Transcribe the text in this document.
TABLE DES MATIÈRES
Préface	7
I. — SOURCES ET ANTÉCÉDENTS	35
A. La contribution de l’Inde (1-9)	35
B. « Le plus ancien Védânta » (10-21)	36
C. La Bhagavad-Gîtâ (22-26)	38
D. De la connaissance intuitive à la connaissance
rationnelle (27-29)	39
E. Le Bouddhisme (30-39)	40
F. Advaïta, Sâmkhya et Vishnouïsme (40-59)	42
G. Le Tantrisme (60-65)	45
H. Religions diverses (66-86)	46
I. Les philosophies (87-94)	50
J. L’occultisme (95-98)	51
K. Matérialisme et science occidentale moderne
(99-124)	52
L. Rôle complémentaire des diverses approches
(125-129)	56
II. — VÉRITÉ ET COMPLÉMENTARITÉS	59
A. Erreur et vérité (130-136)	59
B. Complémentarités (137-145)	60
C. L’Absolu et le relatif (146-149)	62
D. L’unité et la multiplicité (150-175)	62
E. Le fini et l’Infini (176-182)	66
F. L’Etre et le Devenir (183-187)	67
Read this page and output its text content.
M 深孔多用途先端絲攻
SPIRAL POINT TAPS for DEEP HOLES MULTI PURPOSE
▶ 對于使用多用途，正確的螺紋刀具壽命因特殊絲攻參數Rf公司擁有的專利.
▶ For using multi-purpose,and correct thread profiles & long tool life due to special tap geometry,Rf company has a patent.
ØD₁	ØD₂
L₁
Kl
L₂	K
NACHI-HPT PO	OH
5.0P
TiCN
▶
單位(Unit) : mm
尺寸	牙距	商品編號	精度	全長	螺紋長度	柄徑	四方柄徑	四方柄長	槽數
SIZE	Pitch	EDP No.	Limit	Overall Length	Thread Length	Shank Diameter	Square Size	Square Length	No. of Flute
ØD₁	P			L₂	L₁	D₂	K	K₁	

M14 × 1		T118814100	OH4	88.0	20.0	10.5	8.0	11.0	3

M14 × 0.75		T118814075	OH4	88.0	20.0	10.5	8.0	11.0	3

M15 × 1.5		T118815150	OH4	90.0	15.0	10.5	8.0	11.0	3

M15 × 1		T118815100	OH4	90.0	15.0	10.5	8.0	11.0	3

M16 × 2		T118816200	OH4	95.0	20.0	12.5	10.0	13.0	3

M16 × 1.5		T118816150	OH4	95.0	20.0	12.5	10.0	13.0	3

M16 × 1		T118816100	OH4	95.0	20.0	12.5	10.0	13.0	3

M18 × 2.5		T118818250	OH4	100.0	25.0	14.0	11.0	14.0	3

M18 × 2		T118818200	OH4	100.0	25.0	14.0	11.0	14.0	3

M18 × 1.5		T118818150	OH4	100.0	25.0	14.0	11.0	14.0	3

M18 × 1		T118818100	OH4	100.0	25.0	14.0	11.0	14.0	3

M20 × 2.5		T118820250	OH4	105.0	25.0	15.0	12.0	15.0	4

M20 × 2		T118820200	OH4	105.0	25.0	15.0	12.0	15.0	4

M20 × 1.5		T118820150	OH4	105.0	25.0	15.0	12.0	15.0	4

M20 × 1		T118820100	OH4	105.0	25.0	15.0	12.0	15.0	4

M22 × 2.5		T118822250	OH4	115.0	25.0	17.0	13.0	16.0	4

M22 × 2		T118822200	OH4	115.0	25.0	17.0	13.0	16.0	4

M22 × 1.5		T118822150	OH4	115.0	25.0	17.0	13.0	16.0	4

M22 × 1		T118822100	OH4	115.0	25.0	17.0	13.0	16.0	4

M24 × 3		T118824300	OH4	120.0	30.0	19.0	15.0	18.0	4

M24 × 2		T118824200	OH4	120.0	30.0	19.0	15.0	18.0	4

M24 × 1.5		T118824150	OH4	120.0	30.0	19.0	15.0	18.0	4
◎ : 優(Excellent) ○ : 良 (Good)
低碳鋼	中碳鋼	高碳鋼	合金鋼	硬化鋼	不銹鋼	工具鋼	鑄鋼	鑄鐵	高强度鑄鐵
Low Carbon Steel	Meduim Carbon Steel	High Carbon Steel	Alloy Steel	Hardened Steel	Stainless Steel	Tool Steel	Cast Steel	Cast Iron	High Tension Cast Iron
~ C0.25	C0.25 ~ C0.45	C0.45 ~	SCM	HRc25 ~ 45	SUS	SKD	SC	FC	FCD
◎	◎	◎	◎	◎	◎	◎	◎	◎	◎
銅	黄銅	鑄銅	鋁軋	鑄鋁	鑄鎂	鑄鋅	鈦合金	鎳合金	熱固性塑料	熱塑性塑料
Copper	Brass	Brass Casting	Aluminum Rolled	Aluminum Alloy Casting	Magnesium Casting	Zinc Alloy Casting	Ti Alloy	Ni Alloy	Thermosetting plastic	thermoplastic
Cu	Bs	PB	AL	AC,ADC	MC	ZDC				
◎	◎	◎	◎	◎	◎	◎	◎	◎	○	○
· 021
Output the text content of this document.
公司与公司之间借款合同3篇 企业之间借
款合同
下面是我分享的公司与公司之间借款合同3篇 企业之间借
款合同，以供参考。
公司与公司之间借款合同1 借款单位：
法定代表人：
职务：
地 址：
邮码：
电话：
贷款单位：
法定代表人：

========================

To do:
Gather each line holding the string "企业之间借".

Task answer:
公司与公司之间借款合同3篇 企业之间借
下面是我分享的公司与公司之间借款合同3篇 企业之间借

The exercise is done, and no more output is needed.